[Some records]
[start]

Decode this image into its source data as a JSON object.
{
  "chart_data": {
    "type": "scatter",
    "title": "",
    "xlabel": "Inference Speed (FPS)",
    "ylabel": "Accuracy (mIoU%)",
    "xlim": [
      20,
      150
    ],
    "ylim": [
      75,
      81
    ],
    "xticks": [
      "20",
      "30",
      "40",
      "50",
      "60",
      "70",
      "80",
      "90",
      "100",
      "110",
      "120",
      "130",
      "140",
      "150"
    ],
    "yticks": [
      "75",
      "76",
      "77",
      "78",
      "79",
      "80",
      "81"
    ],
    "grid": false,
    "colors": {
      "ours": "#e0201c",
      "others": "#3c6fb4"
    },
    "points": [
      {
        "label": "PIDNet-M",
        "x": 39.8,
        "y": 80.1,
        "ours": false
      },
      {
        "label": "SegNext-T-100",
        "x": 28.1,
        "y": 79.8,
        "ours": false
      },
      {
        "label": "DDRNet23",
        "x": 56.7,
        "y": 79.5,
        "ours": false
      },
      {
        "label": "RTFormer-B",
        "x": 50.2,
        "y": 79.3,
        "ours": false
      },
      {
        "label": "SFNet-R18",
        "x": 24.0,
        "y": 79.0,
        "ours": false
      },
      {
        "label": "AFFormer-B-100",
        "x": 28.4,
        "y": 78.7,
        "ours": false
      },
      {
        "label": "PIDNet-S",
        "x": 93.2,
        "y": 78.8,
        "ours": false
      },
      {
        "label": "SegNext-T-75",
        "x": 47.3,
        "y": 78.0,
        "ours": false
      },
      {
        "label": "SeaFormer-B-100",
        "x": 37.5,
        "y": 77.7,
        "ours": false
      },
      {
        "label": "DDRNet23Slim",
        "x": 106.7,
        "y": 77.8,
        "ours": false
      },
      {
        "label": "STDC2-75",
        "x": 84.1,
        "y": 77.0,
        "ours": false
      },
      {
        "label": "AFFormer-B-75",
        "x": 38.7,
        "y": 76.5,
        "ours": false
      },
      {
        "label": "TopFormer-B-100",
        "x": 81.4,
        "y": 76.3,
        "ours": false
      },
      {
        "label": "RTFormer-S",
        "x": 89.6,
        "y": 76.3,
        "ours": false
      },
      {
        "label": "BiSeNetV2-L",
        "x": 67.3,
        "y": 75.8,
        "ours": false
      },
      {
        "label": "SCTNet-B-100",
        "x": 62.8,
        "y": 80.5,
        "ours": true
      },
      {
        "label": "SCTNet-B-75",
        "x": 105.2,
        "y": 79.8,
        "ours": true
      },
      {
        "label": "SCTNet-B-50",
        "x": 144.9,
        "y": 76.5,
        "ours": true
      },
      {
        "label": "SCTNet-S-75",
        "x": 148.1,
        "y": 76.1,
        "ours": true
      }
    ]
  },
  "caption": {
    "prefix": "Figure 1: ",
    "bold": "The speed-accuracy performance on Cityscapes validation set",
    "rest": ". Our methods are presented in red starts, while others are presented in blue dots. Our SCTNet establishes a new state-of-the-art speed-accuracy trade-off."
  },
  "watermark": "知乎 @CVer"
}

[end]

How many lines in these records hold the string "SCTNet"? Reply with the number alone.

5